## YOUR INSTRUCTIONS
Set out each line from the following listing that includes the word "type".

## DATA
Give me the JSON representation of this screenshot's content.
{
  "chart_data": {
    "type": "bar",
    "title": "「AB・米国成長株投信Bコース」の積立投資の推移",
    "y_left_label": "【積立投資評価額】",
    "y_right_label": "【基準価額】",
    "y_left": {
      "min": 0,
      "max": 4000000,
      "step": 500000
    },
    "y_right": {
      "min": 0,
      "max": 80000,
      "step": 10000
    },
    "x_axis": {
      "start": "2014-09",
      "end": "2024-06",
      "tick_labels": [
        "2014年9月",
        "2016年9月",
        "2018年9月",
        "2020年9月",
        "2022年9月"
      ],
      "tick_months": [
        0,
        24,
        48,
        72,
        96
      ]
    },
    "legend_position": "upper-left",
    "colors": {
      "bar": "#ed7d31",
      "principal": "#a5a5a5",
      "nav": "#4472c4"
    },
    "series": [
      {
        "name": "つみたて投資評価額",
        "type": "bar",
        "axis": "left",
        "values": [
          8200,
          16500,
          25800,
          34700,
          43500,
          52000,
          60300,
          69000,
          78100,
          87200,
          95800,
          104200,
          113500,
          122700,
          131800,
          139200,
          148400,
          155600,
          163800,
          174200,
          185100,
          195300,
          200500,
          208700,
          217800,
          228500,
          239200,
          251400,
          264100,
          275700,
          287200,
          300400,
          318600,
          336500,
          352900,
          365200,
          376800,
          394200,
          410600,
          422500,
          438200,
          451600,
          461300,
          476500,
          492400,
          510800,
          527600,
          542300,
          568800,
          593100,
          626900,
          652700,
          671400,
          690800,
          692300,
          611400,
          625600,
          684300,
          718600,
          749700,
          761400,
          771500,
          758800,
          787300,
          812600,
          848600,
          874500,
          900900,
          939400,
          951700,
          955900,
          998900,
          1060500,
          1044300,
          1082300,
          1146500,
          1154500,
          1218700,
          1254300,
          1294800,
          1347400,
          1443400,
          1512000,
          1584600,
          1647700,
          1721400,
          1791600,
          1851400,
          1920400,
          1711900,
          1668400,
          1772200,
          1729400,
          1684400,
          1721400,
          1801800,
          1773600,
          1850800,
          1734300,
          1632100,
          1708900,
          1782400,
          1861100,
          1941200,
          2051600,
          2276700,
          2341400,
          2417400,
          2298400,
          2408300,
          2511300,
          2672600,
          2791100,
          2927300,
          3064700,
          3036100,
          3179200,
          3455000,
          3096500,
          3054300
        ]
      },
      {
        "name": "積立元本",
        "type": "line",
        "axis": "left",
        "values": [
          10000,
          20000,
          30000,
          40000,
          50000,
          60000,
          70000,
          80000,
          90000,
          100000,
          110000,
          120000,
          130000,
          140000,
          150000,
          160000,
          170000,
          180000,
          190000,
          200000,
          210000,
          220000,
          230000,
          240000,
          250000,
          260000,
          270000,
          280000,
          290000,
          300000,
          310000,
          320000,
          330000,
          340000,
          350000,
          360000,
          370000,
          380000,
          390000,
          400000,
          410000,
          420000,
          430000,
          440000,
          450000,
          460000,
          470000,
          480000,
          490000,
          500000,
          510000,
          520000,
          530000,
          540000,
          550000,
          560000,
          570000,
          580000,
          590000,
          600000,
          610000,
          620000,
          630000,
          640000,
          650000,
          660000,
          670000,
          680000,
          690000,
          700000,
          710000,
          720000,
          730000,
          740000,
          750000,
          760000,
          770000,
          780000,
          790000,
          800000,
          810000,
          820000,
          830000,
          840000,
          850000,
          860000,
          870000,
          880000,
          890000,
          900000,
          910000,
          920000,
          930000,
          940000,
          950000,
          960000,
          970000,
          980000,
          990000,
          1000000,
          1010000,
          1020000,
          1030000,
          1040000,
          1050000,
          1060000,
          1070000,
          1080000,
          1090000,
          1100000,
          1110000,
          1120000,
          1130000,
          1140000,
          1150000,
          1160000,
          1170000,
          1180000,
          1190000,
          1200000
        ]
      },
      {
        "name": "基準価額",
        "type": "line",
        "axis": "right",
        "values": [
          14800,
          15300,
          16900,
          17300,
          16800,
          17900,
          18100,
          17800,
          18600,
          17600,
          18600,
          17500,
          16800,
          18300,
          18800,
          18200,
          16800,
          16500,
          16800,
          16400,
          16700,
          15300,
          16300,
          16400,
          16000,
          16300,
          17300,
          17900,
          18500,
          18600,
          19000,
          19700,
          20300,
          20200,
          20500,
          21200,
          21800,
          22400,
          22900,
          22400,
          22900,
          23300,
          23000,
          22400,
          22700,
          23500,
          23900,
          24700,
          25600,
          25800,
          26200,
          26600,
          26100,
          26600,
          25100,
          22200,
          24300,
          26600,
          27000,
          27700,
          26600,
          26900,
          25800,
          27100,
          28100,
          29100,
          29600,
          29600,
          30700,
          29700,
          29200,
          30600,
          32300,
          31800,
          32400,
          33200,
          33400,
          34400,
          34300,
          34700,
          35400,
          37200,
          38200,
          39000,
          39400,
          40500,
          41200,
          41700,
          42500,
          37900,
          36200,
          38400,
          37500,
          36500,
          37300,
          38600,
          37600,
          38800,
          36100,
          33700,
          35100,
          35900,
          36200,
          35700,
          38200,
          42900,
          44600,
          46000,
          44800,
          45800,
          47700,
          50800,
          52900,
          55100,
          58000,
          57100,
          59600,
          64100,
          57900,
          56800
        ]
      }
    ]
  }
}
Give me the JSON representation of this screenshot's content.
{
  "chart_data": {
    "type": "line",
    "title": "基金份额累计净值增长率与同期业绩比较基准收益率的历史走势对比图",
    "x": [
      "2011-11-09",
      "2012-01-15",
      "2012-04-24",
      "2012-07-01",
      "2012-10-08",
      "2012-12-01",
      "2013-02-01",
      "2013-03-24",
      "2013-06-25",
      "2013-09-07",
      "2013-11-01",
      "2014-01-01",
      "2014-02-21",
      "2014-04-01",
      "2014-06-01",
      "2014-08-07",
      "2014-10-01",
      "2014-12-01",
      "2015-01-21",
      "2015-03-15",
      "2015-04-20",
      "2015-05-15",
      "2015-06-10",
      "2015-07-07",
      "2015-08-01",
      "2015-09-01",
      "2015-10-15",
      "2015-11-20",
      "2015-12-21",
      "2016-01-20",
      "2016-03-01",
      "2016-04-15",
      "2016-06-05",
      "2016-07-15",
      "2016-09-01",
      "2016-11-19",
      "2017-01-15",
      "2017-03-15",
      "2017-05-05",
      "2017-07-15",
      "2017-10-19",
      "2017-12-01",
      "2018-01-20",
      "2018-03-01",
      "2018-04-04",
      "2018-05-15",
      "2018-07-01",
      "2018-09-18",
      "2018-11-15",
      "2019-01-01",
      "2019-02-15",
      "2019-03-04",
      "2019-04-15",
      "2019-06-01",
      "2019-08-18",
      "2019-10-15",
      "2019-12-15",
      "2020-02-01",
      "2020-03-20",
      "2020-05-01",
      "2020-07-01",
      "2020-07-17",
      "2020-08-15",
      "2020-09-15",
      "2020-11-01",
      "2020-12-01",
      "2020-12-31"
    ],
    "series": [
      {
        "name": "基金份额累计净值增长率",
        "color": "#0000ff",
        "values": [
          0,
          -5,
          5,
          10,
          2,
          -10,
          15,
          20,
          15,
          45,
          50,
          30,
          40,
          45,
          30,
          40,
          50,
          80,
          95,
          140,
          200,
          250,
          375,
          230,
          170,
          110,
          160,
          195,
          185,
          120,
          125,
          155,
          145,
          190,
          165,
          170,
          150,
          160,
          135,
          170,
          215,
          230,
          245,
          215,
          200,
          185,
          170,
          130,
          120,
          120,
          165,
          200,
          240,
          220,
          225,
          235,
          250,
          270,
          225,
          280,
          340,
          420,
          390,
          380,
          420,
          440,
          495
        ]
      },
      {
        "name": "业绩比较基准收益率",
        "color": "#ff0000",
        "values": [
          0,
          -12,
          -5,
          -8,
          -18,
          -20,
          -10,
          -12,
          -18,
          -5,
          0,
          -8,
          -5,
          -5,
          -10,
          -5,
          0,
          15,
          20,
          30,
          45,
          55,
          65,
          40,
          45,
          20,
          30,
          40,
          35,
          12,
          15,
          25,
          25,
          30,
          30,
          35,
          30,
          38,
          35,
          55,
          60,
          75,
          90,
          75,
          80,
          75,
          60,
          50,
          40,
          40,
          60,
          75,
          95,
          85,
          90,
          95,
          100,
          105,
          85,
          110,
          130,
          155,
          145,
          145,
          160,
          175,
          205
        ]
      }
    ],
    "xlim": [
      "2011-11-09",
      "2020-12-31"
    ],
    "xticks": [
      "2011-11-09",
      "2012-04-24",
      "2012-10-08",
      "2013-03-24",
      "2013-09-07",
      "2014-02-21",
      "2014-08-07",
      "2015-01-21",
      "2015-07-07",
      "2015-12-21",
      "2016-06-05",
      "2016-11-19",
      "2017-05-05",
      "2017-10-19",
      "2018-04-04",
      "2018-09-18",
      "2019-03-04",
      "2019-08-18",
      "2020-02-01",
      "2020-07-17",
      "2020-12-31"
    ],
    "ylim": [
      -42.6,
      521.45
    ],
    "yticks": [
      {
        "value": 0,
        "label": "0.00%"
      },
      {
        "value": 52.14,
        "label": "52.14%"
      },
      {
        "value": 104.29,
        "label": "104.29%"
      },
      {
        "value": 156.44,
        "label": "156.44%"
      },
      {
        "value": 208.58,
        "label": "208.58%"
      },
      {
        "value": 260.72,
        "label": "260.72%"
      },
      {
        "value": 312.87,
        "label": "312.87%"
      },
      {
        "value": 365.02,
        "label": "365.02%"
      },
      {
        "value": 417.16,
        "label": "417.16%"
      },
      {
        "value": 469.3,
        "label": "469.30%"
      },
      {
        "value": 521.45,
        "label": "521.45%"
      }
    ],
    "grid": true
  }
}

## WRITTEN REPLY
    "type": "bar",
        "type": "bar",
        "type": "line",
        "type": "line",
    "type": "line",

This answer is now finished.